What you should do: Retype each entry below exactly as it stands.

____ Extracted information

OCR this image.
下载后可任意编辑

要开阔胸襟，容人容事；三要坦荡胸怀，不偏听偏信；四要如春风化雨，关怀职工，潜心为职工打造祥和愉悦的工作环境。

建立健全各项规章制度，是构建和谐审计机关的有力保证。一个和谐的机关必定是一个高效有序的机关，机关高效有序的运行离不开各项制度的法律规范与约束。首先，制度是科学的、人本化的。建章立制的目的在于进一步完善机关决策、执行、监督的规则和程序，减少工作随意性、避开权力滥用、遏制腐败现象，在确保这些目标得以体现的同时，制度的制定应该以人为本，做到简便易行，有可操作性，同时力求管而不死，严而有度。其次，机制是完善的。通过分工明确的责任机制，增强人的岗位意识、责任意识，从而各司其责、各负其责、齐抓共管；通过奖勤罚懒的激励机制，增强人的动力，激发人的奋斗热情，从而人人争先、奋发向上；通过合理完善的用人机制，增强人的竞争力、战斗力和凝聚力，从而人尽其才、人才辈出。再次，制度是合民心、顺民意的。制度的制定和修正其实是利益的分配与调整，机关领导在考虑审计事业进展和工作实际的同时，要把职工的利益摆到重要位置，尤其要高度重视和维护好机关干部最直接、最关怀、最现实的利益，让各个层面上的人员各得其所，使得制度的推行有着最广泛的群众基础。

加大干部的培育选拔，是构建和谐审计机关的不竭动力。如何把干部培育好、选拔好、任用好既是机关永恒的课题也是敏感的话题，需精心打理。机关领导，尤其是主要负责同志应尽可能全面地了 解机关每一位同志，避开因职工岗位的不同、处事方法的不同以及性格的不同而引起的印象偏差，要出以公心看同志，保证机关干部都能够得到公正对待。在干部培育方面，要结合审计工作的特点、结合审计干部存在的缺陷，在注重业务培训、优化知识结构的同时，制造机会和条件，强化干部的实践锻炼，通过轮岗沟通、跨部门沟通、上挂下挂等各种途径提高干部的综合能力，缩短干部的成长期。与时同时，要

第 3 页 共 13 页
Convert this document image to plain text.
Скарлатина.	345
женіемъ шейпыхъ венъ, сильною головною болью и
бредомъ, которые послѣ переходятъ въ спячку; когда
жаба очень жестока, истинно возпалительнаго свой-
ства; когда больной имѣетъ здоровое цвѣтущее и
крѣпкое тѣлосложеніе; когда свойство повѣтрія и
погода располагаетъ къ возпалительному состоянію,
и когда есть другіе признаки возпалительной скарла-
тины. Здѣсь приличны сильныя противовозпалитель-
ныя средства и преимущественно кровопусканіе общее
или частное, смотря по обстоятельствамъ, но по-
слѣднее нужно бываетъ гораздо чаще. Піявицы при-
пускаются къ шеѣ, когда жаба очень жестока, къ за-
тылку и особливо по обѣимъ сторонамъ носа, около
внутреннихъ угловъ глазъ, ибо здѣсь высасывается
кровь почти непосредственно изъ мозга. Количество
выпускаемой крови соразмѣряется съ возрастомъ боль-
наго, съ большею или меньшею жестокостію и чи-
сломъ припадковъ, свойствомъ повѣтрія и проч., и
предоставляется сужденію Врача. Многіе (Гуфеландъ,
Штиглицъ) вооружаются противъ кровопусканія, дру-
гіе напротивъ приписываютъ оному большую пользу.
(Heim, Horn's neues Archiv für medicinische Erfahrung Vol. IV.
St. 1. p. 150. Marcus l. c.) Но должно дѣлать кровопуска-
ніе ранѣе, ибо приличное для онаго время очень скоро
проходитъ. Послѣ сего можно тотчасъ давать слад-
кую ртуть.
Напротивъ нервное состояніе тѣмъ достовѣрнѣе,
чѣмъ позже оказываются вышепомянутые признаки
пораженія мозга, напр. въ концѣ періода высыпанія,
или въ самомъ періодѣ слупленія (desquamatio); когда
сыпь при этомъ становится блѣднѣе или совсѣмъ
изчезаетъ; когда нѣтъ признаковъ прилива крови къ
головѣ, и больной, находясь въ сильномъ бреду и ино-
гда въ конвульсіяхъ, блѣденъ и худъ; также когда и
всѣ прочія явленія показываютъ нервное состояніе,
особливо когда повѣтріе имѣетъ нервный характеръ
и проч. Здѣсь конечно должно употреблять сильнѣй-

________

Result of the exercise:
OCR this image.
下载后可任意编辑

要开阔胸襟，容人容事；三要坦荡胸怀，不偏听偏信；四要如春风化雨，关怀职工，潜心为职工打造祥和愉悦的工作环境。

建立健全各项规章制度，是构建和谐审计机关的有力保证。一个和谐的机关必定是一个高效有序的机关，机关高效有序的运行离不开各项制度的法律规范与约束。首先，制度是科学的、人本化的。建章立制的目的在于进一步完善机关决策、执行、监督的规则和程序，减少工作随意性、避开权力滥用、遏制腐败现象，在确保这些目标得以体现的同时，制度的制定应该以人为本，做到简便易行，有可操作性，同时力求管而不死，严而有度。其次，机制是完善的。通过分工明确的责任机制，增强人的岗位意识、责任意识，从而各司其责、各负其责、齐抓共管；通过奖勤罚懒的激励机制，增强人的动力，激发人的奋斗热情，从而人人争先、奋发向上；通过合理完善的用人机制，增强人的竞争力、战斗力和凝聚力，从而人尽其才、人才辈出。再次，制度是合民心、顺民意的。制度的制定和修正其实是利益的分配与调整，机关领导在考虑审计事业进展和工作实际的同时，要把职工的利益摆到重要位置，尤其要高度重视和维护好机关干部最直接、最关怀、最现实的利益，让各个层面上的人员各得其所，使得制度的推行有着最广泛的群众基础。

加大干部的培育选拔，是构建和谐审计机关的不竭动力。如何把干部培育好、选拔好、任用好既是机关永恒的课题也是敏感的话题，需精心打理。机关领导，尤其是主要负责同志应尽可能全面地了 解机关每一位同志，避开因职工岗位的不同、处事方法的不同以及性格的不同而引起的印象偏差，要出以公心看同志，保证机关干部都能够得到公正对待。在干部培育方面，要结合审计工作的特点、结合审计干部存在的缺陷，在注重业务培训、优化知识结构的同时，制造机会和条件，强化干部的实践锻炼，通过轮岗沟通、跨部门沟通、上挂下挂等各种途径提高干部的综合能力，缩短干部的成长期。与时同时，要

第 3 页 共 13 页
Convert this document image to plain text.
Скарлатина.	345
женіемъ шейпыхъ венъ, сильною головною болью и
бредомъ, которые послѣ переходятъ въ спячку; когда
жаба очень жестока, истинно возпалительнаго свой-
ства; когда больной имѣетъ здоровое цвѣтущее и
крѣпкое тѣлосложеніе; когда свойство повѣтрія и
погода располагаетъ къ возпалительному состоянію,
и когда есть другіе признаки возпалительной скарла-
тины. Здѣсь приличны сильныя противовозпалитель-
ныя средства и преимущественно кровопусканіе общее
или частное, смотря по обстоятельствамъ, но по-
слѣднее нужно бываетъ гораздо чаще. Піявицы при-
пускаются къ шеѣ, когда жаба очень жестока, къ за-
тылку и особливо по обѣимъ сторонамъ носа, около
внутреннихъ угловъ глазъ, ибо здѣсь высасывается
кровь почти непосредственно изъ мозга. Количество
выпускаемой крови соразмѣряется съ возрастомъ боль-
наго, съ большею или меньшею жестокостію и чи-
сломъ припадковъ, свойствомъ повѣтрія и проч., и
предоставляется сужденію Врача. Многіе (Гуфеландъ,
Штиглицъ) вооружаются противъ кровопусканія, дру-
гіе напротивъ приписываютъ оному большую пользу.
(Heim, Horn's neues Archiv für medicinische Erfahrung Vol. IV.
St. 1. p. 150. Marcus l. c.) Но должно дѣлать кровопуска-
ніе ранѣе, ибо приличное для онаго время очень скоро
проходитъ. Послѣ сего можно тотчасъ давать слад-
кую ртуть.
Напротивъ нервное состояніе тѣмъ достовѣрнѣе,
чѣмъ позже оказываются вышепомянутые признаки
пораженія мозга, напр. въ концѣ періода высыпанія,
или въ самомъ періодѣ слупленія (desquamatio); когда
сыпь при этомъ становится блѣднѣе или совсѣмъ
изчезаетъ; когда нѣтъ признаковъ прилива крови къ
головѣ, и больной, находясь въ сильномъ бреду и ино-
гда въ конвульсіяхъ, блѣденъ и худъ; также когда и
всѣ прочія явленія показываютъ нервное состояніе,
особливо когда повѣтріе имѣетъ нервный характеръ
и проч. Здѣсь конечно должно употреблять сильнѣй-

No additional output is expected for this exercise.